- Task list
1: Extract the passage from the LAREGRE project report starting at "The linguistic policy" and ending at "own local languages.".
2: Continue the LAREGRE project report on Latin in Late Antique Egypt from the point where it stops.

— start Provided passage —

Periodic Reporting for period 2 - LAREGRE (Latin Relics in a Greek Egypt)

Periodo di rendicontazione: 2023-02-08 al 2024-02-07

The project LAREGRE focuses on a specific era – Late Antiquity, 200 to 600 AD – in a specific region of Africa – Egypt – and addresses the problem of quite a strong and specific linguistic policy enforced for the first time in that country by its governing powers. It aims to elucidate the reasons, the scope, and the results of that very policy from the documents that came to us from Late Antique Egypt though the medium of papyri sheets and fragments, preserved thanks to the dry climate and the sands.

The linguistic policy I refer to, implemented first by the Roman Emperor Diocletian, then followed by his successors even after the final partition of the Empire (AD 395), consisted in mandating several typologies of documents produced in provincial chanceries – official letters of reproach or recommendation, receipts for military supplies – and the main ones in Imperial capitals – Imperial orders, mostly – to be written entirely or partially in the Latin language, despite the fact that, after 395, the Eastern Roman Empire – and Egypt in particular, one of its wealthiest provinces – were for a vast majority using Greek for everyday communications, as well as their own local languages.

— end Provided passage —
— start Information provided —

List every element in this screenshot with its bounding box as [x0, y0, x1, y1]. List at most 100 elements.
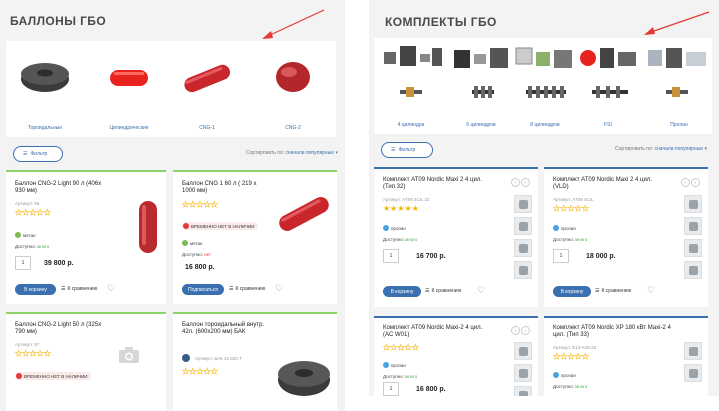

— end Information provided —

- Replies
1:
The linguistic policy I refer to, implemented first by the Roman Emperor Diocletian, then followed by his successors even after the final partition of the Empire (AD 395), consisted in mandating several typologies of documents produced in provincial chanceries – official letters of reproach or recommendation, receipts for military supplies – and the main ones in Imperial capitals – Imperial orders, mostly – to be written entirely or partially in the Latin language, despite the fact that, after 395, the Eastern Roman Empire – and Egypt in particular, one of its wealthiest provinces – were for a vast majority using Greek for everyday communications, as well as their own local languages.

2:
This policy, which forced any individual aiming at a career in civil or military administration to receive at least a smattering of Latin, created a market for Latin teaching – focusing on Roman literature and law – and established Latin as a language of cultivation and solemnity, only attainable by the wealthy and the scholarly, and a mark of being very high in the social ladder. Historians regard this policy as a novelty, for the Roman Empire had never actively tried to undermine the languages of the provinces it conquered or mandated a specific language for the drafting of document; Latin in the West and Greek in the East being the most widespread ones, they were also the expected languages in which documents were written.

Through gathering and categorizing the extant evidence in papyri that can be referred to this practice, LAREGRE investigates the reasons beyond this policy – to be traced back to the crisis the Roman state underwent in the third century AD –, the lengths it reached in the actual provincial offices, the tools employed to enhance Latin literacy in clerks and students, and the reactions it triggered among the Egyptian population; it also tries to understand, what was the degree of rigour demanded by offices in this respect, and how fast the policy declined, as the Eastern Roman Empire lost touch with the Latin-speaking West, until the Arabs took over and captured the country. This persistence of a language in a country where no one speaks it anymore (if anyone ever has), enforced by Imperial authority, speaks more of a symbolic than a practical necessity: Latin became in Late Antiquity the veritable language of the masters, there to remind the provincials on who was in charge.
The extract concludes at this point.